▶ **Given entries**:
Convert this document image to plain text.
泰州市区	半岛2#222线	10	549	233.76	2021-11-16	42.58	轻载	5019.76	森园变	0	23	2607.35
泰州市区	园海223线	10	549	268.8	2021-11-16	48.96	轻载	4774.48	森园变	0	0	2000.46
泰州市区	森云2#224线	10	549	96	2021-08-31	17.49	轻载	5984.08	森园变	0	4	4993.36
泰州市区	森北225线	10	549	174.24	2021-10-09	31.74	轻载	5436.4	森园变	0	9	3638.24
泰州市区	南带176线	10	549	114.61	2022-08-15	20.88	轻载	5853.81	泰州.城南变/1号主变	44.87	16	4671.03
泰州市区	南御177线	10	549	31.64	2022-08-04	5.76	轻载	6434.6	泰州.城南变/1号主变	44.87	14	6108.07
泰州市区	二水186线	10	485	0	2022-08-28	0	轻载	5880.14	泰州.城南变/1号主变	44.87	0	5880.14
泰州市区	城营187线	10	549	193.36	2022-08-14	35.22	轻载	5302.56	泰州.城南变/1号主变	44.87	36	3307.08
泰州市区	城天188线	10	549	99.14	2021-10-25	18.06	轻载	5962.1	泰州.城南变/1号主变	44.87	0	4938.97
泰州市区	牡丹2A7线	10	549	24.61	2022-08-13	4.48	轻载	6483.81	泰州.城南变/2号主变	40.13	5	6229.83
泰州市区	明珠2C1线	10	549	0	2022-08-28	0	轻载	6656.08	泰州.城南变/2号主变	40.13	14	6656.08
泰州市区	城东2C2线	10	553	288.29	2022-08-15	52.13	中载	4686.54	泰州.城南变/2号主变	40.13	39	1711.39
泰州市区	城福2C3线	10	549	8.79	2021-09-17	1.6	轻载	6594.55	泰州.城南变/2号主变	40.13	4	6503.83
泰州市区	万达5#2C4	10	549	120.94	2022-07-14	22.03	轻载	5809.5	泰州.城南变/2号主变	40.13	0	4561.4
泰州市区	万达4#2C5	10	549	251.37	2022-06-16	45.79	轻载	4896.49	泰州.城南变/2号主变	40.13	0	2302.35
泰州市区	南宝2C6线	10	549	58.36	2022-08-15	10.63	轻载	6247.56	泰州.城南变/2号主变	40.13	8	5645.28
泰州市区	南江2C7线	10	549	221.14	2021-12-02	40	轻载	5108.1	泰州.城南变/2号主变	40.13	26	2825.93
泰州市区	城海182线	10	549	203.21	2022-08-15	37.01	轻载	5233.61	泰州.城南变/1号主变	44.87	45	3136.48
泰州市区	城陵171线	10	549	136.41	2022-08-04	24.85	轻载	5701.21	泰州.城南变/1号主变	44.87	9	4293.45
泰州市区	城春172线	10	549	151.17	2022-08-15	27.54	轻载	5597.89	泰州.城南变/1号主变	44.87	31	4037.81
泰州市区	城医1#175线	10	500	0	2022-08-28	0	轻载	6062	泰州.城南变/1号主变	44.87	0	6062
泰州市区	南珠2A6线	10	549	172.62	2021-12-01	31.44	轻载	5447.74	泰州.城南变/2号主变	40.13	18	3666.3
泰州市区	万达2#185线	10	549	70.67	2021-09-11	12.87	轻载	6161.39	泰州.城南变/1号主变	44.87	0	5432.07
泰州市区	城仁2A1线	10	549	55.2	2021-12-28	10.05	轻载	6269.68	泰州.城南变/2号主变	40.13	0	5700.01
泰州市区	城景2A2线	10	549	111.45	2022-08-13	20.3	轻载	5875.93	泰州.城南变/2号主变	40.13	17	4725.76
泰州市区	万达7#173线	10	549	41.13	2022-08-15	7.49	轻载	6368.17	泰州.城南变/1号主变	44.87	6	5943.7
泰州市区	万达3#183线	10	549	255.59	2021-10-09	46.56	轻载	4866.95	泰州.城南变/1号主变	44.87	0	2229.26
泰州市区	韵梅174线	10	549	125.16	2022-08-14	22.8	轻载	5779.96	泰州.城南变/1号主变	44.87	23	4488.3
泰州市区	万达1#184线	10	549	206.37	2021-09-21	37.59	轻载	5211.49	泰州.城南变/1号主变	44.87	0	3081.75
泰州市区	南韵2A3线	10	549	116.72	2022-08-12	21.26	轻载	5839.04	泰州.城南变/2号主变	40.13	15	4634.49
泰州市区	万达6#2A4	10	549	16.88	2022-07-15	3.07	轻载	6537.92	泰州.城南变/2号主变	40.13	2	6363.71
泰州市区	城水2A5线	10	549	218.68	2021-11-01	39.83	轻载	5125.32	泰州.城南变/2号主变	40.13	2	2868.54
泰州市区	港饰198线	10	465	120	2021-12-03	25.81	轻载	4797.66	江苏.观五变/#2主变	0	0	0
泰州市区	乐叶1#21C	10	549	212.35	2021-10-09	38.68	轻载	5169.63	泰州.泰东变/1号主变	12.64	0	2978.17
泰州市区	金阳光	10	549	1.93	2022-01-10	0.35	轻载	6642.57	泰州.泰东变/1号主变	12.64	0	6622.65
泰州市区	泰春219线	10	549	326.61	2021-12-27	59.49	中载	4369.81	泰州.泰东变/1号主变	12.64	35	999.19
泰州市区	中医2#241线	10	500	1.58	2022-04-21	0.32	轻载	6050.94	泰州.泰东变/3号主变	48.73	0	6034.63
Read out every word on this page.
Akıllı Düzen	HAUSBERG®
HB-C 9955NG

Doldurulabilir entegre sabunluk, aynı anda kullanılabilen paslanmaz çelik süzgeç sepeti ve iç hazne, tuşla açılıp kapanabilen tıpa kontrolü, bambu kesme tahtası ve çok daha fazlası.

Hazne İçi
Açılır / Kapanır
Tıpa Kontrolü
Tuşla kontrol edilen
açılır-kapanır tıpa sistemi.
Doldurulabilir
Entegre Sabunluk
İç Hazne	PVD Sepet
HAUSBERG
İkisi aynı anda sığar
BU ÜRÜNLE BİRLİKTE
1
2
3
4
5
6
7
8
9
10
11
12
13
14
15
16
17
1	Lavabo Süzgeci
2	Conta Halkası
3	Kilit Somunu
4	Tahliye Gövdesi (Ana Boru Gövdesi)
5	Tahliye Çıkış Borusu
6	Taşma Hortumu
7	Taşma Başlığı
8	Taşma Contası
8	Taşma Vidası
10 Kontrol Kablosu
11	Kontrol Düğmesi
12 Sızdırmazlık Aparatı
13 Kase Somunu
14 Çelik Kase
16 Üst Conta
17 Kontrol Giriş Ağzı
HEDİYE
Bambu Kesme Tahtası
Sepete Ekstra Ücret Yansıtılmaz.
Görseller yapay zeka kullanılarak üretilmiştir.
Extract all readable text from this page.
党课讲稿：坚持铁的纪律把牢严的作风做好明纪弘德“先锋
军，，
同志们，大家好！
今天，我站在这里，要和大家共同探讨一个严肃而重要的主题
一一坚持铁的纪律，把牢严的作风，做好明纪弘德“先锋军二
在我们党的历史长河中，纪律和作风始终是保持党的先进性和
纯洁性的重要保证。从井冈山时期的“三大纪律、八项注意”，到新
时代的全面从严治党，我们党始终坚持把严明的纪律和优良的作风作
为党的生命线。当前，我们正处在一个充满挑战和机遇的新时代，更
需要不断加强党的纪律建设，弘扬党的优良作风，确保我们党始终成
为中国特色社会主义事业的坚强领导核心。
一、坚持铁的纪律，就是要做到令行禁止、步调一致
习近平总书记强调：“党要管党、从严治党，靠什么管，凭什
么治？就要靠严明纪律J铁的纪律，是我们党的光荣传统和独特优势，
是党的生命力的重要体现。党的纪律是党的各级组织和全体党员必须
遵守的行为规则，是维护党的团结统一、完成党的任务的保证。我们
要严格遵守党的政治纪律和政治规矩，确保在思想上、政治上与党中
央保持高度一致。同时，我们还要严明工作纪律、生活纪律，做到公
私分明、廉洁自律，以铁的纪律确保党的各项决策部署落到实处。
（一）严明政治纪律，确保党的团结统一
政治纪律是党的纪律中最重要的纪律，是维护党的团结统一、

▶ **Do this**: Write out again, exactly, the lines from the one holding "Read out every word on this page." through the end of the listing, with both ends included.

▶ **Output of the task**:
Read out every word on this page.
Akıllı Düzen	HAUSBERG®
HB-C 9955NG

Doldurulabilir entegre sabunluk, aynı anda kullanılabilen paslanmaz çelik süzgeç sepeti ve iç hazne, tuşla açılıp kapanabilen tıpa kontrolü, bambu kesme tahtası ve çok daha fazlası.

Hazne İçi
Açılır / Kapanır
Tıpa Kontrolü
Tuşla kontrol edilen
açılır-kapanır tıpa sistemi.
Doldurulabilir
Entegre Sabunluk
İç Hazne	PVD Sepet
HAUSBERG
İkisi aynı anda sığar
BU ÜRÜNLE BİRLİKTE
1
2
3
4
5
6
7
8
9
10
11
12
13
14
15
16
17
1	Lavabo Süzgeci
2	Conta Halkası
3	Kilit Somunu
4	Tahliye Gövdesi (Ana Boru Gövdesi)
5	Tahliye Çıkış Borusu
6	Taşma Hortumu
7	Taşma Başlığı
8	Taşma Contası
8	Taşma Vidası
10 Kontrol Kablosu
11	Kontrol Düğmesi
12 Sızdırmazlık Aparatı
13 Kase Somunu
14 Çelik Kase
16 Üst Conta
17 Kontrol Giriş Ağzı
HEDİYE
Bambu Kesme Tahtası
Sepete Ekstra Ücret Yansıtılmaz.
Görseller yapay zeka kullanılarak üretilmiştir.
Extract all readable text from this page.
党课讲稿：坚持铁的纪律把牢严的作风做好明纪弘德“先锋
军，，
同志们，大家好！
今天，我站在这里，要和大家共同探讨一个严肃而重要的主题
一一坚持铁的纪律，把牢严的作风，做好明纪弘德“先锋军二
在我们党的历史长河中，纪律和作风始终是保持党的先进性和
纯洁性的重要保证。从井冈山时期的“三大纪律、八项注意”，到新
时代的全面从严治党，我们党始终坚持把严明的纪律和优良的作风作
为党的生命线。当前，我们正处在一个充满挑战和机遇的新时代，更
需要不断加强党的纪律建设，弘扬党的优良作风，确保我们党始终成
为中国特色社会主义事业的坚强领导核心。
一、坚持铁的纪律，就是要做到令行禁止、步调一致
习近平总书记强调：“党要管党、从严治党，靠什么管，凭什
么治？就要靠严明纪律J铁的纪律，是我们党的光荣传统和独特优势，
是党的生命力的重要体现。党的纪律是党的各级组织和全体党员必须
遵守的行为规则，是维护党的团结统一、完成党的任务的保证。我们
要严格遵守党的政治纪律和政治规矩，确保在思想上、政治上与党中
央保持高度一致。同时，我们还要严明工作纪律、生活纪律，做到公
私分明、廉洁自律，以铁的纪律确保党的各项决策部署落到实处。
（一）严明政治纪律，确保党的团结统一
政治纪律是党的纪律中最重要的纪律，是维护党的团结统一、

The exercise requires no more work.